Exercise brief: Can you quote the records below in full, word for word?

Entries:
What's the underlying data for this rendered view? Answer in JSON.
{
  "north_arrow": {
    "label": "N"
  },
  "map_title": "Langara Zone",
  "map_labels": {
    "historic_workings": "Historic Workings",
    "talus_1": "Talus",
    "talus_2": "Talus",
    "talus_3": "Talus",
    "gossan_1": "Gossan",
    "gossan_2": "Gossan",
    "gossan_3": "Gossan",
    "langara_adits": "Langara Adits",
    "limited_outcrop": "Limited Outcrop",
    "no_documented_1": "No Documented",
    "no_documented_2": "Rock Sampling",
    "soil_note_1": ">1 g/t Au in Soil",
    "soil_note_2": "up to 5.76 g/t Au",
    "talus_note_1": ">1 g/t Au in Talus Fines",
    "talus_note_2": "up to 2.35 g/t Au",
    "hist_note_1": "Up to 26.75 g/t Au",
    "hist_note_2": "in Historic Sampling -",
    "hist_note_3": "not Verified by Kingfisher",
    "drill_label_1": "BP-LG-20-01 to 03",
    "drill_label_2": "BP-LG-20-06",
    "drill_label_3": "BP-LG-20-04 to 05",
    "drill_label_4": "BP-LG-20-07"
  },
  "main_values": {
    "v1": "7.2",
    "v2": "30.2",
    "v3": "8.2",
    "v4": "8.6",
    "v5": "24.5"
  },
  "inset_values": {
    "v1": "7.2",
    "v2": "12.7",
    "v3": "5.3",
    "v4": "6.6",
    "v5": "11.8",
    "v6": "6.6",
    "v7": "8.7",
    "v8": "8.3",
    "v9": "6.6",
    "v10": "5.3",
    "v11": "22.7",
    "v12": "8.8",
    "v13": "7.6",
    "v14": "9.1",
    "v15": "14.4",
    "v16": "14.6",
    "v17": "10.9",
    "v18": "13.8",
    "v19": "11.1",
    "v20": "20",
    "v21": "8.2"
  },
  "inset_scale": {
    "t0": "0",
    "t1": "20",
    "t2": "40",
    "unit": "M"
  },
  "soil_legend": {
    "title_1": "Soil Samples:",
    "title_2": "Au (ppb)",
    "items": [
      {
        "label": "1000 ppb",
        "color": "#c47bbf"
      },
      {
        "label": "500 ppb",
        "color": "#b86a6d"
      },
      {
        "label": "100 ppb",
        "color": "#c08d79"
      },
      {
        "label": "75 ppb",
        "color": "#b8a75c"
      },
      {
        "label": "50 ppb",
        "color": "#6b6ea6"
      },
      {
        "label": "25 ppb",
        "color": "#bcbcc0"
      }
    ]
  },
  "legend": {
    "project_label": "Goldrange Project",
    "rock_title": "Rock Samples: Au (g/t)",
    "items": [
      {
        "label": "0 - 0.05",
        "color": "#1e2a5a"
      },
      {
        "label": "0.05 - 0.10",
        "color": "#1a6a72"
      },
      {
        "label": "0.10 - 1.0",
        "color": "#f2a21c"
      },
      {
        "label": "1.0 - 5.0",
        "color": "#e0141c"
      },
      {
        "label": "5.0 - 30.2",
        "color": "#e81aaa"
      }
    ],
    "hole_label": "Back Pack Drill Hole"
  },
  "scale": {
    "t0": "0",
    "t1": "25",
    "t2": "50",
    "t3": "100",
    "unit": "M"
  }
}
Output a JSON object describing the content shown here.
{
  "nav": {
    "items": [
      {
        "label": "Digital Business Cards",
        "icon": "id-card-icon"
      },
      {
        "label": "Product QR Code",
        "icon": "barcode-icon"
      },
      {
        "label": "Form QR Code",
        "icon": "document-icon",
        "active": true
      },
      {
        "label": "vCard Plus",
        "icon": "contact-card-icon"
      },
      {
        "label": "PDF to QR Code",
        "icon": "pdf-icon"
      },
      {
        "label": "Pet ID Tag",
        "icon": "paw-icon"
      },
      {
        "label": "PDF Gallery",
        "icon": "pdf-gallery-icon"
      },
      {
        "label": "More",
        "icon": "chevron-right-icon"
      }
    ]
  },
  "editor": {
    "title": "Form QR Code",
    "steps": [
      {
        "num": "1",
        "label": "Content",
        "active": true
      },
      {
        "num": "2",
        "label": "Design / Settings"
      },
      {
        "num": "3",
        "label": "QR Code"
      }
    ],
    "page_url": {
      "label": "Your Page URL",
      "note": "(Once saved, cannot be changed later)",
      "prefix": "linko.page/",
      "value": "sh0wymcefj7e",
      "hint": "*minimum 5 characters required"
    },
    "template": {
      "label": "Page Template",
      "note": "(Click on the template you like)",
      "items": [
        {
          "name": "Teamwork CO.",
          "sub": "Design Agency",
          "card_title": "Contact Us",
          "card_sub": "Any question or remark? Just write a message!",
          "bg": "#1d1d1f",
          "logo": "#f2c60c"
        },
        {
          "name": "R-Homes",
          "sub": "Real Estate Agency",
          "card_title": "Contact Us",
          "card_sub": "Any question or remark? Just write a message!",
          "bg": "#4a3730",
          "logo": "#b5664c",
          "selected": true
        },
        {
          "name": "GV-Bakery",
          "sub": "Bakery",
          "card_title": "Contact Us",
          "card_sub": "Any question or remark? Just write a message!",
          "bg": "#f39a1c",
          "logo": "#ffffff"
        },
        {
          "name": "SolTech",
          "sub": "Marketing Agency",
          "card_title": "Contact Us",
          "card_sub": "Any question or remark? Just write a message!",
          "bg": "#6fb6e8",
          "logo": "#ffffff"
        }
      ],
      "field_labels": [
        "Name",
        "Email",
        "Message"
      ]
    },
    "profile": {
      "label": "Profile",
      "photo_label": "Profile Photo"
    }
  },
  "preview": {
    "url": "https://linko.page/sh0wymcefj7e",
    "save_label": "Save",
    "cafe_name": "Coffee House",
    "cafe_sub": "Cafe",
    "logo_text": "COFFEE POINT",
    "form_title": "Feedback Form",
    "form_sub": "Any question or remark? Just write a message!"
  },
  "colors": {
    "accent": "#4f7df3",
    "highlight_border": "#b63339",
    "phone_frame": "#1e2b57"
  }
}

Expected output:
What's the underlying data for this rendered view? Answer in JSON.
{
  "north_arrow": {
    "label": "N"
  },
  "map_title": "Langara Zone",
  "map_labels": {
    "historic_workings": "Historic Workings",
    "talus_1": "Talus",
    "talus_2": "Talus",
    "talus_3": "Talus",
    "gossan_1": "Gossan",
    "gossan_2": "Gossan",
    "gossan_3": "Gossan",
    "langara_adits": "Langara Adits",
    "limited_outcrop": "Limited Outcrop",
    "no_documented_1": "No Documented",
    "no_documented_2": "Rock Sampling",
    "soil_note_1": ">1 g/t Au in Soil",
    "soil_note_2": "up to 5.76 g/t Au",
    "talus_note_1": ">1 g/t Au in Talus Fines",
    "talus_note_2": "up to 2.35 g/t Au",
    "hist_note_1": "Up to 26.75 g/t Au",
    "hist_note_2": "in Historic Sampling -",
    "hist_note_3": "not Verified by Kingfisher",
    "drill_label_1": "BP-LG-20-01 to 03",
    "drill_label_2": "BP-LG-20-06",
    "drill_label_3": "BP-LG-20-04 to 05",
    "drill_label_4": "BP-LG-20-07"
  },
  "main_values": {
    "v1": "7.2",
    "v2": "30.2",
    "v3": "8.2",
    "v4": "8.6",
    "v5": "24.5"
  },
  "inset_values": {
    "v1": "7.2",
    "v2": "12.7",
    "v3": "5.3",
    "v4": "6.6",
    "v5": "11.8",
    "v6": "6.6",
    "v7": "8.7",
    "v8": "8.3",
    "v9": "6.6",
    "v10": "5.3",
    "v11": "22.7",
    "v12": "8.8",
    "v13": "7.6",
    "v14": "9.1",
    "v15": "14.4",
    "v16": "14.6",
    "v17": "10.9",
    "v18": "13.8",
    "v19": "11.1",
    "v20": "20",
    "v21": "8.2"
  },
  "inset_scale": {
    "t0": "0",
    "t1": "20",
    "t2": "40",
    "unit": "M"
  },
  "soil_legend": {
    "title_1": "Soil Samples:",
    "title_2": "Au (ppb)",
    "items": [
      {
        "label": "1000 ppb",
        "color": "#c47bbf"
      },
      {
        "label": "500 ppb",
        "color": "#b86a6d"
      },
      {
        "label": "100 ppb",
        "color": "#c08d79"
      },
      {
        "label": "75 ppb",
        "color": "#b8a75c"
      },
      {
        "label": "50 ppb",
        "color": "#6b6ea6"
      },
      {
        "label": "25 ppb",
        "color": "#bcbcc0"
      }
    ]
  },
  "legend": {
    "project_label": "Goldrange Project",
    "rock_title": "Rock Samples: Au (g/t)",
    "items": [
      {
        "label": "0 - 0.05",
        "color": "#1e2a5a"
      },
      {
        "label": "0.05 - 0.10",
        "color": "#1a6a72"
      },
      {
        "label": "0.10 - 1.0",
        "color": "#f2a21c"
      },
      {
        "label": "1.0 - 5.0",
        "color": "#e0141c"
      },
      {
        "label": "5.0 - 30.2",
        "color": "#e81aaa"
      }
    ],
    "hole_label": "Back Pack Drill Hole"
  },
  "scale": {
    "t0": "0",
    "t1": "25",
    "t2": "50",
    "t3": "100",
    "unit": "M"
  }
}
Output a JSON object describing the content shown here.
{
  "nav": {
    "items": [
      {
        "label": "Digital Business Cards",
        "icon": "id-card-icon"
      },
      {
        "label": "Product QR Code",
        "icon": "barcode-icon"
      },
      {
        "label": "Form QR Code",
        "icon": "document-icon",
        "active": true
      },
      {
        "label": "vCard Plus",
        "icon": "contact-card-icon"
      },
      {
        "label": "PDF to QR Code",
        "icon": "pdf-icon"
      },
      {
        "label": "Pet ID Tag",
        "icon": "paw-icon"
      },
      {
        "label": "PDF Gallery",
        "icon": "pdf-gallery-icon"
      },
      {
        "label": "More",
        "icon": "chevron-right-icon"
      }
    ]
  },
  "editor": {
    "title": "Form QR Code",
    "steps": [
      {
        "num": "1",
        "label": "Content",
        "active": true
      },
      {
        "num": "2",
        "label": "Design / Settings"
      },
      {
        "num": "3",
        "label": "QR Code"
      }
    ],
    "page_url": {
      "label": "Your Page URL",
      "note": "(Once saved, cannot be changed later)",
      "prefix": "linko.page/",
      "value": "sh0wymcefj7e",
      "hint": "*minimum 5 characters required"
    },
    "template": {
      "label": "Page Template",
      "note": "(Click on the template you like)",
      "items": [
        {
          "name": "Teamwork CO.",
          "sub": "Design Agency",
          "card_title": "Contact Us",
          "card_sub": "Any question or remark? Just write a message!",
          "bg": "#1d1d1f",
          "logo": "#f2c60c"
        },
        {
          "name": "R-Homes",
          "sub": "Real Estate Agency",
          "card_title": "Contact Us",
          "card_sub": "Any question or remark? Just write a message!",
          "bg": "#4a3730",
          "logo": "#b5664c",
          "selected": true
        },
        {
          "name": "GV-Bakery",
          "sub": "Bakery",
          "card_title": "Contact Us",
          "card_sub": "Any question or remark? Just write a message!",
          "bg": "#f39a1c",
          "logo": "#ffffff"
        },
        {
          "name": "SolTech",
          "sub": "Marketing Agency",
          "card_title": "Contact Us",
          "card_sub": "Any question or remark? Just write a message!",
          "bg": "#6fb6e8",
          "logo": "#ffffff"
        }
      ],
      "field_labels": [
        "Name",
        "Email",
        "Message"
      ]
    },
    "profile": {
      "label": "Profile",
      "photo_label": "Profile Photo"
    }
  },
  "preview": {
    "url": "https://linko.page/sh0wymcefj7e",
    "save_label": "Save",
    "cafe_name": "Coffee House",
    "cafe_sub": "Cafe",
    "logo_text": "COFFEE POINT",
    "form_title": "Feedback Form",
    "form_sub": "Any question or remark? Just write a message!"
  },
  "colors": {
    "accent": "#4f7df3",
    "highlight_border": "#b63339",
    "phone_frame": "#1e2b57"
  }
}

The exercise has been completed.